• [GIVEN RECORDS]:
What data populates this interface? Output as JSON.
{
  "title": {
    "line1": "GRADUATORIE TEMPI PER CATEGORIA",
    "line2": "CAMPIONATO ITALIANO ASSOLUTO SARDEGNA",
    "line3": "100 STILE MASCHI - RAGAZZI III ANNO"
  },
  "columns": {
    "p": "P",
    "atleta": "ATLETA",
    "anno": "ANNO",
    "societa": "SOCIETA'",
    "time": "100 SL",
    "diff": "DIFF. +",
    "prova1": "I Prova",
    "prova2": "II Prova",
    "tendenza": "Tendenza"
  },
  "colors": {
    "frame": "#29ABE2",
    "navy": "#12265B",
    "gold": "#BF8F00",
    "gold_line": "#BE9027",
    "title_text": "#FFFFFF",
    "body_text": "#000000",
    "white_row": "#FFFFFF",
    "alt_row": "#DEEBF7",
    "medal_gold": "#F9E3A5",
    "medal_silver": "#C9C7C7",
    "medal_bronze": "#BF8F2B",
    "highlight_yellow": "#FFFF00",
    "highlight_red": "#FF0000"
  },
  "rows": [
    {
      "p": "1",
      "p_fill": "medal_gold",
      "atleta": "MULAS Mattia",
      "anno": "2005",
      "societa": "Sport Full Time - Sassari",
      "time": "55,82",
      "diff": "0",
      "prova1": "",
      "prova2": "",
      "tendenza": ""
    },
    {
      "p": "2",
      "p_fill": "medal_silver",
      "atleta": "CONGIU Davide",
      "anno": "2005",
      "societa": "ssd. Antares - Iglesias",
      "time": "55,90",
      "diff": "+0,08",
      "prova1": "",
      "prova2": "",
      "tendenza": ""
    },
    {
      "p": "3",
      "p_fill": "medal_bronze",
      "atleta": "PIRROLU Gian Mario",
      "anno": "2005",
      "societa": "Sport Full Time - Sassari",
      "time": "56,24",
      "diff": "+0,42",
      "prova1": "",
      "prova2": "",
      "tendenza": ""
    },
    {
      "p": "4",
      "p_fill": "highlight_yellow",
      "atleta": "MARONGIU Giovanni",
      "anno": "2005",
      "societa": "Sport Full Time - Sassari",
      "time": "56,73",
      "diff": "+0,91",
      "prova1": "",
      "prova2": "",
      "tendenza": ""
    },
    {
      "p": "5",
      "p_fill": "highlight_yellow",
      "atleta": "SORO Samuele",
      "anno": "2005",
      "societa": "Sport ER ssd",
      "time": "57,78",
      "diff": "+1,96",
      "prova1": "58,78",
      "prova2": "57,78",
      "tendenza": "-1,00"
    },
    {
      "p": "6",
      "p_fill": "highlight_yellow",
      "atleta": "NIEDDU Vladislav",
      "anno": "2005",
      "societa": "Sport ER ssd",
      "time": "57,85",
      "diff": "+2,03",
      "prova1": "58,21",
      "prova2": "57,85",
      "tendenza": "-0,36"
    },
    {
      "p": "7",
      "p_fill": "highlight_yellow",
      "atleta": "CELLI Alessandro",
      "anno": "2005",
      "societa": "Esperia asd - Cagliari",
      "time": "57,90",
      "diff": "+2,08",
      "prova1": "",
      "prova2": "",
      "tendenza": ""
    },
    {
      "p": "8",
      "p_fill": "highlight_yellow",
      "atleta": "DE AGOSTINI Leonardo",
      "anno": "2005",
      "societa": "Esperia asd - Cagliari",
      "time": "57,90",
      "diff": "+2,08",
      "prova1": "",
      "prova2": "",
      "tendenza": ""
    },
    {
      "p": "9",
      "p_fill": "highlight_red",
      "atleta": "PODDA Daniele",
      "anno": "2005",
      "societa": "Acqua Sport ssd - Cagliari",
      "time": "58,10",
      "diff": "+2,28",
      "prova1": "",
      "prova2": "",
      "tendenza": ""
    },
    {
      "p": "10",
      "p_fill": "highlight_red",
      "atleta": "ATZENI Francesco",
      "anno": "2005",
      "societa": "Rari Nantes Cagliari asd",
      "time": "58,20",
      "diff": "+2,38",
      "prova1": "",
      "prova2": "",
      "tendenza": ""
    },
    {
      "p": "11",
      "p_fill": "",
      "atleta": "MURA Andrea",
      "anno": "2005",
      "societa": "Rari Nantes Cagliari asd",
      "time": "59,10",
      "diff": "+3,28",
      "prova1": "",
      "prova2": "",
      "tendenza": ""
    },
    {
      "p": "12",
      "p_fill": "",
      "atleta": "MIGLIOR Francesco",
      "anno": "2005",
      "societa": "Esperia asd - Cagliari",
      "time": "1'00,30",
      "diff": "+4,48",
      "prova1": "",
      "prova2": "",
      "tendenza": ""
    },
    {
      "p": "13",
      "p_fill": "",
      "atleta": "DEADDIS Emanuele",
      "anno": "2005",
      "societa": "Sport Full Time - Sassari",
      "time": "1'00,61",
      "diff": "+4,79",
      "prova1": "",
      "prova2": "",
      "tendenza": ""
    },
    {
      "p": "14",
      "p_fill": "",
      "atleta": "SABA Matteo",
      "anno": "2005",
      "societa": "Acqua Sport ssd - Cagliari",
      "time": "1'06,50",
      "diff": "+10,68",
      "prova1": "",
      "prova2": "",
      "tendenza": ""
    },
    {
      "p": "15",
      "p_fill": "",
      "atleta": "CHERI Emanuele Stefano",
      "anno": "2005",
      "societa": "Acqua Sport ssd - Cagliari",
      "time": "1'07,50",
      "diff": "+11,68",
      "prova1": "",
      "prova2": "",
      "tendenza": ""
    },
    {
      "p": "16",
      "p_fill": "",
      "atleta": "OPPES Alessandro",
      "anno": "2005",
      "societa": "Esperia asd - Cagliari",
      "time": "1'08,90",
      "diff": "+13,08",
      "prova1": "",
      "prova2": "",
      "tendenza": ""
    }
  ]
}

• [OBJECTIVE]:
Write out the entries in full, exactly as given.

• [ANSWER]:
What data populates this interface? Output as JSON.
{
  "title": {
    "line1": "GRADUATORIE TEMPI PER CATEGORIA",
    "line2": "CAMPIONATO ITALIANO ASSOLUTO SARDEGNA",
    "line3": "100 STILE MASCHI - RAGAZZI III ANNO"
  },
  "columns": {
    "p": "P",
    "atleta": "ATLETA",
    "anno": "ANNO",
    "societa": "SOCIETA'",
    "time": "100 SL",
    "diff": "DIFF. +",
    "prova1": "I Prova",
    "prova2": "II Prova",
    "tendenza": "Tendenza"
  },
  "colors": {
    "frame": "#29ABE2",
    "navy": "#12265B",
    "gold": "#BF8F00",
    "gold_line": "#BE9027",
    "title_text": "#FFFFFF",
    "body_text": "#000000",
    "white_row": "#FFFFFF",
    "alt_row": "#DEEBF7",
    "medal_gold": "#F9E3A5",
    "medal_silver": "#C9C7C7",
    "medal_bronze": "#BF8F2B",
    "highlight_yellow": "#FFFF00",
    "highlight_red": "#FF0000"
  },
  "rows": [
    {
      "p": "1",
      "p_fill": "medal_gold",
      "atleta": "MULAS Mattia",
      "anno": "2005",
      "societa": "Sport Full Time - Sassari",
      "time": "55,82",
      "diff": "0",
      "prova1": "",
      "prova2": "",
      "tendenza": ""
    },
    {
      "p": "2",
      "p_fill": "medal_silver",
      "atleta": "CONGIU Davide",
      "anno": "2005",
      "societa": "ssd. Antares - Iglesias",
      "time": "55,90",
      "diff": "+0,08",
      "prova1": "",
      "prova2": "",
      "tendenza": ""
    },
    {
      "p": "3",
      "p_fill": "medal_bronze",
      "atleta": "PIRROLU Gian Mario",
      "anno": "2005",
      "societa": "Sport Full Time - Sassari",
      "time": "56,24",
      "diff": "+0,42",
      "prova1": "",
      "prova2": "",
      "tendenza": ""
    },
    {
      "p": "4",
      "p_fill": "highlight_yellow",
      "atleta": "MARONGIU Giovanni",
      "anno": "2005",
      "societa": "Sport Full Time - Sassari",
      "time": "56,73",
      "diff": "+0,91",
      "prova1": "",
      "prova2": "",
      "tendenza": ""
    },
    {
      "p": "5",
      "p_fill": "highlight_yellow",
      "atleta": "SORO Samuele",
      "anno": "2005",
      "societa": "Sport ER ssd",
      "time": "57,78",
      "diff": "+1,96",
      "prova1": "58,78",
      "prova2": "57,78",
      "tendenza": "-1,00"
    },
    {
      "p": "6",
      "p_fill": "highlight_yellow",
      "atleta": "NIEDDU Vladislav",
      "anno": "2005",
      "societa": "Sport ER ssd",
      "time": "57,85",
      "diff": "+2,03",
      "prova1": "58,21",
      "prova2": "57,85",
      "tendenza": "-0,36"
    },
    {
      "p": "7",
      "p_fill": "highlight_yellow",
      "atleta": "CELLI Alessandro",
      "anno": "2005",
      "societa": "Esperia asd - Cagliari",
      "time": "57,90",
      "diff": "+2,08",
      "prova1": "",
      "prova2": "",
      "tendenza": ""
    },
    {
      "p": "8",
      "p_fill": "highlight_yellow",
      "atleta": "DE AGOSTINI Leonardo",
      "anno": "2005",
      "societa": "Esperia asd - Cagliari",
      "time": "57,90",
      "diff": "+2,08",
      "prova1": "",
      "prova2": "",
      "tendenza": ""
    },
    {
      "p": "9",
      "p_fill": "highlight_red",
      "atleta": "PODDA Daniele",
      "anno": "2005",
      "societa": "Acqua Sport ssd - Cagliari",
      "time": "58,10",
      "diff": "+2,28",
      "prova1": "",
      "prova2": "",
      "tendenza": ""
    },
    {
      "p": "10",
      "p_fill": "highlight_red",
      "atleta": "ATZENI Francesco",
      "anno": "2005",
      "societa": "Rari Nantes Cagliari asd",
      "time": "58,20",
      "diff": "+2,38",
      "prova1": "",
      "prova2": "",
      "tendenza": ""
    },
    {
      "p": "11",
      "p_fill": "",
      "atleta": "MURA Andrea",
      "anno": "2005",
      "societa": "Rari Nantes Cagliari asd",
      "time": "59,10",
      "diff": "+3,28",
      "prova1": "",
      "prova2": "",
      "tendenza": ""
    },
    {
      "p": "12",
      "p_fill": "",
      "atleta": "MIGLIOR Francesco",
      "anno": "2005",
      "societa": "Esperia asd - Cagliari",
      "time": "1'00,30",
      "diff": "+4,48",
      "prova1": "",
      "prova2": "",
      "tendenza": ""
    },
    {
      "p": "13",
      "p_fill": "",
      "atleta": "DEADDIS Emanuele",
      "anno": "2005",
      "societa": "Sport Full Time - Sassari",
      "time": "1'00,61",
      "diff": "+4,79",
      "prova1": "",
      "prova2": "",
      "tendenza": ""
    },
    {
      "p": "14",
      "p_fill": "",
      "atleta": "SABA Matteo",
      "anno": "2005",
      "societa": "Acqua Sport ssd - Cagliari",
      "time": "1'06,50",
      "diff": "+10,68",
      "prova1": "",
      "prova2": "",
      "tendenza": ""
    },
    {
      "p": "15",
      "p_fill": "",
      "atleta": "CHERI Emanuele Stefano",
      "anno": "2005",
      "societa": "Acqua Sport ssd - Cagliari",
      "time": "1'07,50",
      "diff": "+11,68",
      "prova1": "",
      "prova2": "",
      "tendenza": ""
    },
    {
      "p": "16",
      "p_fill": "",
      "atleta": "OPPES Alessandro",
      "anno": "2005",
      "societa": "Esperia asd - Cagliari",
      "time": "1'08,90",
      "diff": "+13,08",
      "prova1": "",
      "prova2": "",
      "tendenza": ""
    }
  ]
}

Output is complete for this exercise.